実施課題:
[A] 父への感謝を扱うコラムについて、本文中の小見出しをすべて挙げてください。
[B] 父への感謝を扱うコラムの続きを、最後に示された文の次から書き進めてください。
*** 提供テキスト ***
COLUMNS

COLUMNS vol.26
思い出せる感謝だけが、言葉になる

――言葉にならない感謝がある

母への感謝は形になりやすい

花を選ぶ人もいる。
言葉を送る人もいる。
普段は言わないことも、
なぜか言葉になることがある。

でも父への感謝は、気づけば言葉にならないまま過ぎていくことが多い。

忘れていたわけではない。
関係が悪いわけでもない。

ただ、何を言えばいいのかが少し分からない。

当たり前になったものから、見えなくなる

父が何をしていたのか。
正確には、あまり思い出せない。

毎日働いていたことも、
そこに居たことも、
当たり前になりすぎていた。

人は、思い出せる感謝から先に言葉にする。

強く残ったことほど、言葉になりやすい。

ずっと続いているものには、輪郭がない。

気づけばそこにあって、
問題もなく、
静かなまま続いている。

安定しているものほど、人の意識から外れていく。

完成している関係ほど、人は動かない

問題がある関係には、言葉が生まれる。
*** 提供データ ***
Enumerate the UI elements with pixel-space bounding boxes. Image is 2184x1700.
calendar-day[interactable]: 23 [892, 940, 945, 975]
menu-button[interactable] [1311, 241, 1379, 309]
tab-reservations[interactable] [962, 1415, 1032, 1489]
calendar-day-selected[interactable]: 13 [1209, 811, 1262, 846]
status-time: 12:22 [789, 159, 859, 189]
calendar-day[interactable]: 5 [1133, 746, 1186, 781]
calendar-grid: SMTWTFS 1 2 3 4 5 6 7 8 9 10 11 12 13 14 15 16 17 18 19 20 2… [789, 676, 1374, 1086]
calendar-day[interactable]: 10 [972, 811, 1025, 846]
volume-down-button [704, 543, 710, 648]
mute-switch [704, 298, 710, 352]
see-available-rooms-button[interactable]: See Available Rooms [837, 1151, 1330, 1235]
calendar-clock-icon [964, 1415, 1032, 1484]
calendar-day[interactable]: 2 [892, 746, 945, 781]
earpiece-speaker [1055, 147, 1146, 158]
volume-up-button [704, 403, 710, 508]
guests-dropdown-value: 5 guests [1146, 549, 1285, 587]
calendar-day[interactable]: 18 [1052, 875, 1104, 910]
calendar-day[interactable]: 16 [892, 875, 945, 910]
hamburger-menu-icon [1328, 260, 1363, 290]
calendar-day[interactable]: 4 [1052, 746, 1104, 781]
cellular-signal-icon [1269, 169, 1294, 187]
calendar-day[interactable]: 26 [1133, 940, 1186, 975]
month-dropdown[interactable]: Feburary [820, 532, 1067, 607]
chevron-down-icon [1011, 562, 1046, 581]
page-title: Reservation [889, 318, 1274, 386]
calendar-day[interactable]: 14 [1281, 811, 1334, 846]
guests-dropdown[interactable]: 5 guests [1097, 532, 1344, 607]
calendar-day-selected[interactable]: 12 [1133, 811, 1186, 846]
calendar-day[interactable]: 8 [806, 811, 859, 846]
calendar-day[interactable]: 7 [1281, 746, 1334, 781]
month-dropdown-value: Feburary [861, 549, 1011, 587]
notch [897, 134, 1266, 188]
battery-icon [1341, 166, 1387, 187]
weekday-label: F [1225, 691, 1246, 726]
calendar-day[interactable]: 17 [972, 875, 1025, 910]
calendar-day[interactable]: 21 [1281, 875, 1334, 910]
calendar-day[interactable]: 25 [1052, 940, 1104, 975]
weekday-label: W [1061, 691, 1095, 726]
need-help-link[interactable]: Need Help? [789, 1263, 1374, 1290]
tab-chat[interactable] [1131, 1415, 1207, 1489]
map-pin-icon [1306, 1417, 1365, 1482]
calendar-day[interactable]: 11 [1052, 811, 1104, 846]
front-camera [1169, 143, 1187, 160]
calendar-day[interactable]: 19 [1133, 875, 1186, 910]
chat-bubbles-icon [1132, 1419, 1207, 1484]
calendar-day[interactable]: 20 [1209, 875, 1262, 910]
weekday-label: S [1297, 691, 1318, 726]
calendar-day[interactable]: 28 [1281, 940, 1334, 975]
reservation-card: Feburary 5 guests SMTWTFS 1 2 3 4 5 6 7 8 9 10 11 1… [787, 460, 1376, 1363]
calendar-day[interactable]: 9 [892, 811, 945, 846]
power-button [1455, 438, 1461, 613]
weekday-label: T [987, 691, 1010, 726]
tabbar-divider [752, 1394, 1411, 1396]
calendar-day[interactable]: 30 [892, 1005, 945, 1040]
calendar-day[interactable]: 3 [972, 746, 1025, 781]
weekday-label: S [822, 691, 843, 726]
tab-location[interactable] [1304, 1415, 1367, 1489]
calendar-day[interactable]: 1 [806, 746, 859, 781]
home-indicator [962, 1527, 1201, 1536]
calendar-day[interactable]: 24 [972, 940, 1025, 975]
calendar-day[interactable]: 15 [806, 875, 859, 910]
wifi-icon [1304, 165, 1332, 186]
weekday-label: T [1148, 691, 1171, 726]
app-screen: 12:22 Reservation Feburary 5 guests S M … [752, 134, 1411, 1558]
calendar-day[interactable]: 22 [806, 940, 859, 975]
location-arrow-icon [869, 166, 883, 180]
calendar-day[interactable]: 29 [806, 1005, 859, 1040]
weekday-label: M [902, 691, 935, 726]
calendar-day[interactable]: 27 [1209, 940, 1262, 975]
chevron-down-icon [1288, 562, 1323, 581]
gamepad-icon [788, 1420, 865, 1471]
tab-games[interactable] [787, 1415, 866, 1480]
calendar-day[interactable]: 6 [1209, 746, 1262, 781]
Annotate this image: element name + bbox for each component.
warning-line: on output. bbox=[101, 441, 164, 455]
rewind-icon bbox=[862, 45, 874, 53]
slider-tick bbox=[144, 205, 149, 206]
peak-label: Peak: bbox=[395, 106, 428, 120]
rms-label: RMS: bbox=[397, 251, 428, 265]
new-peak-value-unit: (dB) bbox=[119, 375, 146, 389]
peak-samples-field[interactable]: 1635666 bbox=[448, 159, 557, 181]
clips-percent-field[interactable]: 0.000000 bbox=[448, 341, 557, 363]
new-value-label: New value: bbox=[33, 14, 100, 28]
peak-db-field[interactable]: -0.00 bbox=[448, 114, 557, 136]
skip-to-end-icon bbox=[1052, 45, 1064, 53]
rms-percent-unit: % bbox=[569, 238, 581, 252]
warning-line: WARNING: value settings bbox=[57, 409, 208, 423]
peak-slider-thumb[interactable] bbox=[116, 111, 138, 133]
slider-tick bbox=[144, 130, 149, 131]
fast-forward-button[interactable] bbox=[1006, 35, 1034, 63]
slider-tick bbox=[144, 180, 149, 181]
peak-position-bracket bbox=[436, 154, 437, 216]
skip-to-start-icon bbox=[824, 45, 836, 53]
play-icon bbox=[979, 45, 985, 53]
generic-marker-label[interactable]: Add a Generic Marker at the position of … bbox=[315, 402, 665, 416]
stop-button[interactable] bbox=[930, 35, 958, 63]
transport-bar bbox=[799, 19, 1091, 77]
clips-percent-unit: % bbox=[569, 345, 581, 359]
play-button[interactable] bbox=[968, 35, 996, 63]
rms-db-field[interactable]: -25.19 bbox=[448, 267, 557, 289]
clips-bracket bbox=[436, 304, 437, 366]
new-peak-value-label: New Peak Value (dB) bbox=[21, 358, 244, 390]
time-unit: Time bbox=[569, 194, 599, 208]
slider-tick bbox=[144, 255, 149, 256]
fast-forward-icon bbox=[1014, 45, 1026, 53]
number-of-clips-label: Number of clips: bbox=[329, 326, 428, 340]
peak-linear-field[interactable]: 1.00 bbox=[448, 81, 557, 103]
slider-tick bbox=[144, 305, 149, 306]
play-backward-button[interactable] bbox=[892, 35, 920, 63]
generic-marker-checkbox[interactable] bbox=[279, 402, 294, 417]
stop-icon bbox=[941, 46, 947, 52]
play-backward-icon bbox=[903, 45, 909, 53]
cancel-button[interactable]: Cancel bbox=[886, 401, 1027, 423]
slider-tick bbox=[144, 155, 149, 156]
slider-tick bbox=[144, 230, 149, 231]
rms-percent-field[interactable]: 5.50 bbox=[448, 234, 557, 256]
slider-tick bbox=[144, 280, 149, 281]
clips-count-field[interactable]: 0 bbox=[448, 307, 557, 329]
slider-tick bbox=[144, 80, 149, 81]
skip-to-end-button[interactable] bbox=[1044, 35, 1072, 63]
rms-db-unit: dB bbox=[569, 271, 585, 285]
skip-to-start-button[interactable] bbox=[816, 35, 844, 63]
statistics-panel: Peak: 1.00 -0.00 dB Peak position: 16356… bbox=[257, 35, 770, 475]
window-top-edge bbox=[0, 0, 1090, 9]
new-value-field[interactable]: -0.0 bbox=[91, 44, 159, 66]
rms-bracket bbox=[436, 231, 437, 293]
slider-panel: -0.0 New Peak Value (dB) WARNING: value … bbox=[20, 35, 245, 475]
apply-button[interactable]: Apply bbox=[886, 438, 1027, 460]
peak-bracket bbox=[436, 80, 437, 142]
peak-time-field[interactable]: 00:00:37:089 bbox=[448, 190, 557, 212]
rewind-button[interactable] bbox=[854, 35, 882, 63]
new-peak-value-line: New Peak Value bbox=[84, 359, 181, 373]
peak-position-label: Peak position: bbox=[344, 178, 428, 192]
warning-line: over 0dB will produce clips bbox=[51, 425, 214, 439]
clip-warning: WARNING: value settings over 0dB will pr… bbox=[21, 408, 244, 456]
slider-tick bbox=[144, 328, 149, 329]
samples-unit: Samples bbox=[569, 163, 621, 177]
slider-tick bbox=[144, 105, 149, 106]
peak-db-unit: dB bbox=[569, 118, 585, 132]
***
解答:
[A]
・母への感謝は形になりやすい
・当たり前になったものから、見えなくなる
・完成している関係ほど、人は動かない

[B]
気を遣ったり、埋めようとしたり、何かを確かめようとする。

でも、何も問題が起きていない関係は、静かなまま続いていく。

何も言わない。
何も渡さない。

それでも、洗面台に置かれたSea Salt Soapだけは、今日も少しずつ形を変えていく。

静かに続いているものほど、気づかれにくい。

olio narréから、あなた様へ

人は、失ったものより、
ずっと続いているものを思い出せない。

そこにあることが前提になったものほど、
改めて言葉にする理由を失っていく。

感謝がないわけではない。

ただ、静かに続いているものは、
気づかないまま言葉の外へ置かれていくように思います。